- [Information shown]:
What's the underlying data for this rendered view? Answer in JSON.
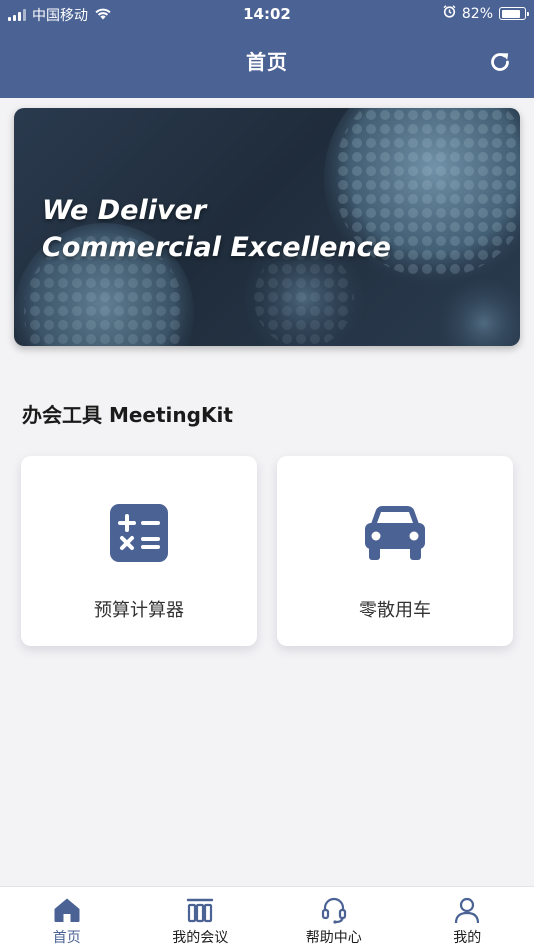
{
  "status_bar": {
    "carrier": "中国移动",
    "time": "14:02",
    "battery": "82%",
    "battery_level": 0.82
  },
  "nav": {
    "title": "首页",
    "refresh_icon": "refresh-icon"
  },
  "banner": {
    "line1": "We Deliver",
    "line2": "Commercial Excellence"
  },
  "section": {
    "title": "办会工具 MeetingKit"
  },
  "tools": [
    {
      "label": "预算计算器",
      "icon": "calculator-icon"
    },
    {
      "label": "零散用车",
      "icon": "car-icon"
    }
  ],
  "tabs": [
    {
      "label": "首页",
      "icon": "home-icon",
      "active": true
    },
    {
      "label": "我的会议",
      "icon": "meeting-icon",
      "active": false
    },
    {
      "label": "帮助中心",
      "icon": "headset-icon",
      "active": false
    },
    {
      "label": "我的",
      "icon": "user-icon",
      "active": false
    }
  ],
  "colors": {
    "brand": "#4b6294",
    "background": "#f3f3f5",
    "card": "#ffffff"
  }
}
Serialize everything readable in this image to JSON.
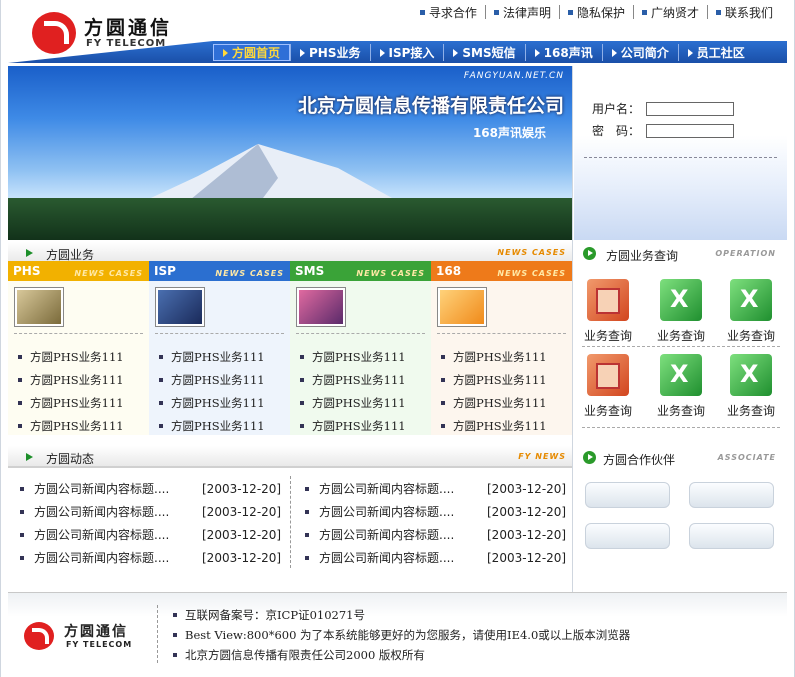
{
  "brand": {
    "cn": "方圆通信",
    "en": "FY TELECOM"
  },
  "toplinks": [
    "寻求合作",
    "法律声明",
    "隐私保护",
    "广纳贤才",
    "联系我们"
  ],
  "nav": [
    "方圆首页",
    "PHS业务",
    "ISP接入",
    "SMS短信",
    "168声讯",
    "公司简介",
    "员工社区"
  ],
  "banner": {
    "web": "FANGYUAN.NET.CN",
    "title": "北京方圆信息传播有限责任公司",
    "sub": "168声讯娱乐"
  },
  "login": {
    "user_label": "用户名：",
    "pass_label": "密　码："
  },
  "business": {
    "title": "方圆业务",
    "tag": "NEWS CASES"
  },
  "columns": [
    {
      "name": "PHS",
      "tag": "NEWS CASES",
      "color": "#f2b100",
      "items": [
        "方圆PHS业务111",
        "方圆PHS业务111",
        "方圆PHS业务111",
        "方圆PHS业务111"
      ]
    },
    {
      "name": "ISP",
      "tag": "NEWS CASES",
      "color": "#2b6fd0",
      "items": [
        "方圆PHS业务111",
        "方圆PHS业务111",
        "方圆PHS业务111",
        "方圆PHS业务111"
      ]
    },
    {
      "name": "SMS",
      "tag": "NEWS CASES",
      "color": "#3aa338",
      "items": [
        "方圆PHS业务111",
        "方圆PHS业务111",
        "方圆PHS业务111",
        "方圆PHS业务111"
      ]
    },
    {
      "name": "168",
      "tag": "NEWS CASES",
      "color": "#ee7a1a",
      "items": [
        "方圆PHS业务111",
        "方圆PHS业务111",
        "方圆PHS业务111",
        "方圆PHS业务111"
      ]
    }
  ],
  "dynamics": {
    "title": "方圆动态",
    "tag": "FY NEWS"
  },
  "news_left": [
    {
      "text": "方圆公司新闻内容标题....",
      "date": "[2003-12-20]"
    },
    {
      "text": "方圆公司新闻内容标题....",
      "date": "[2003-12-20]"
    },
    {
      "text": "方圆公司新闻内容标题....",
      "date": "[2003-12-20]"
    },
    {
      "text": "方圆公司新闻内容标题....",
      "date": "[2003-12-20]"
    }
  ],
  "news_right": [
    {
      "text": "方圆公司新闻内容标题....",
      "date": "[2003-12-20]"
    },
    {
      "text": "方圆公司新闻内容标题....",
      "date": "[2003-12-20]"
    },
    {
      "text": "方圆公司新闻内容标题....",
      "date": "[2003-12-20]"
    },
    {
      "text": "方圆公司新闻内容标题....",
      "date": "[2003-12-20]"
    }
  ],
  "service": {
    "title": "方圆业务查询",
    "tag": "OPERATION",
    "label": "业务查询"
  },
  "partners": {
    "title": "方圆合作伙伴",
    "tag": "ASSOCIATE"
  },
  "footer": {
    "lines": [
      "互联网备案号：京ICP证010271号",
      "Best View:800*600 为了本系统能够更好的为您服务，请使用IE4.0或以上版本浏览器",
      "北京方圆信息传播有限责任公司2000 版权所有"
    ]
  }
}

- [Exercise details]:
Copy all lines in the listing above where the string "title" appears.

- [Solution to this task]:
    "title": "首页",
    "title": "办会工具 MeetingKit"
    "title": "北京方圆信息传播有限责任公司",
    "title": "方圆业务",
    "title": "方圆动态",
    "title": "方圆业务查询",
    "title": "方圆合作伙伴",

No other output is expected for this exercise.